Given exercise: Images excluded, repeat each entry below exactly.

Data entries:
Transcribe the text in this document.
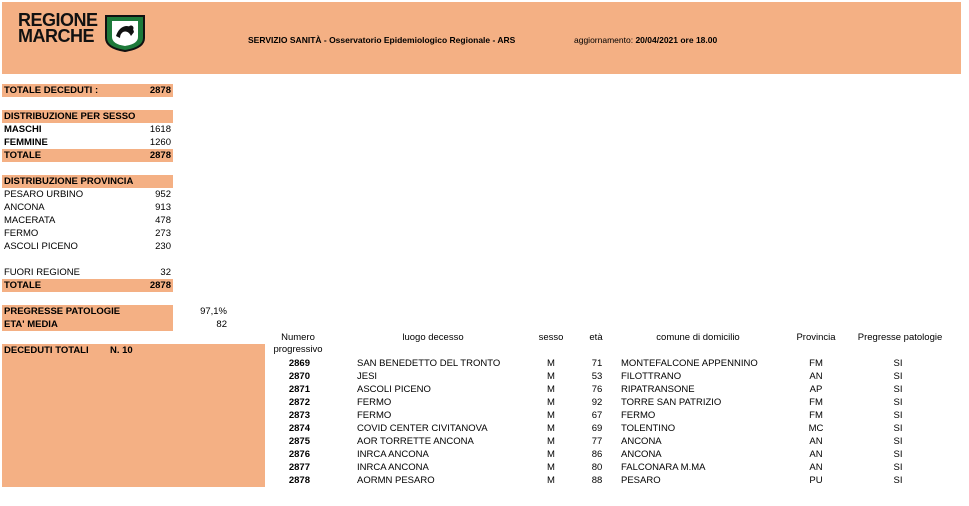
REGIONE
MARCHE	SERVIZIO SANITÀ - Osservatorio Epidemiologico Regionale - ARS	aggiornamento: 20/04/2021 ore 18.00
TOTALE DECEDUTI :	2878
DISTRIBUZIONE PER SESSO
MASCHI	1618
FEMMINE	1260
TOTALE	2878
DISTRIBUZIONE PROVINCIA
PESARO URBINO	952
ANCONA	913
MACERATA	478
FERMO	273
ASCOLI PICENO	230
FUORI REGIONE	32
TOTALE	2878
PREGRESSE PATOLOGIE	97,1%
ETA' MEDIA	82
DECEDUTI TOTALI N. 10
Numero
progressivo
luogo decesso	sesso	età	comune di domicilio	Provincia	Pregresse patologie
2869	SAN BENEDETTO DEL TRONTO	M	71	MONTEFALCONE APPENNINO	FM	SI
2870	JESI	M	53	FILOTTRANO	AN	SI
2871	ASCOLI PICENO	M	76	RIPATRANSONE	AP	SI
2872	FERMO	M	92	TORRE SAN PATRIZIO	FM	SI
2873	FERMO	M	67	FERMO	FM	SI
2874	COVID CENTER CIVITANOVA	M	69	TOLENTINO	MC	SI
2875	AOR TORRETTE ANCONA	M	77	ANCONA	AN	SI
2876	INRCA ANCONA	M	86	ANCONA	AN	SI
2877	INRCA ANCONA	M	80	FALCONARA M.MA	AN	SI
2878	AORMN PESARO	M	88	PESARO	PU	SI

Solved exercise:
Transcribe the text in this document.
REGIONE
MARCHE	SERVIZIO SANITÀ - Osservatorio Epidemiologico Regionale - ARS	aggiornamento: 20/04/2021 ore 18.00
TOTALE DECEDUTI :	2878
DISTRIBUZIONE PER SESSO
MASCHI	1618
FEMMINE	1260
TOTALE	2878
DISTRIBUZIONE PROVINCIA
PESARO URBINO	952
ANCONA	913
MACERATA	478
FERMO	273
ASCOLI PICENO	230
FUORI REGIONE	32
TOTALE	2878
PREGRESSE PATOLOGIE	97,1%
ETA' MEDIA	82
DECEDUTI TOTALI N. 10
Numero
progressivo
luogo decesso	sesso	età	comune di domicilio	Provincia	Pregresse patologie
2869	SAN BENEDETTO DEL TRONTO	M	71	MONTEFALCONE APPENNINO	FM	SI
2870	JESI	M	53	FILOTTRANO	AN	SI
2871	ASCOLI PICENO	M	76	RIPATRANSONE	AP	SI
2872	FERMO	M	92	TORRE SAN PATRIZIO	FM	SI
2873	FERMO	M	67	FERMO	FM	SI
2874	COVID CENTER CIVITANOVA	M	69	TOLENTINO	MC	SI
2875	AOR TORRETTE ANCONA	M	77	ANCONA	AN	SI
2876	INRCA ANCONA	M	86	ANCONA	AN	SI
2877	INRCA ANCONA	M	80	FALCONARA M.MA	AN	SI
2878	AORMN PESARO	M	88	PESARO	PU	SI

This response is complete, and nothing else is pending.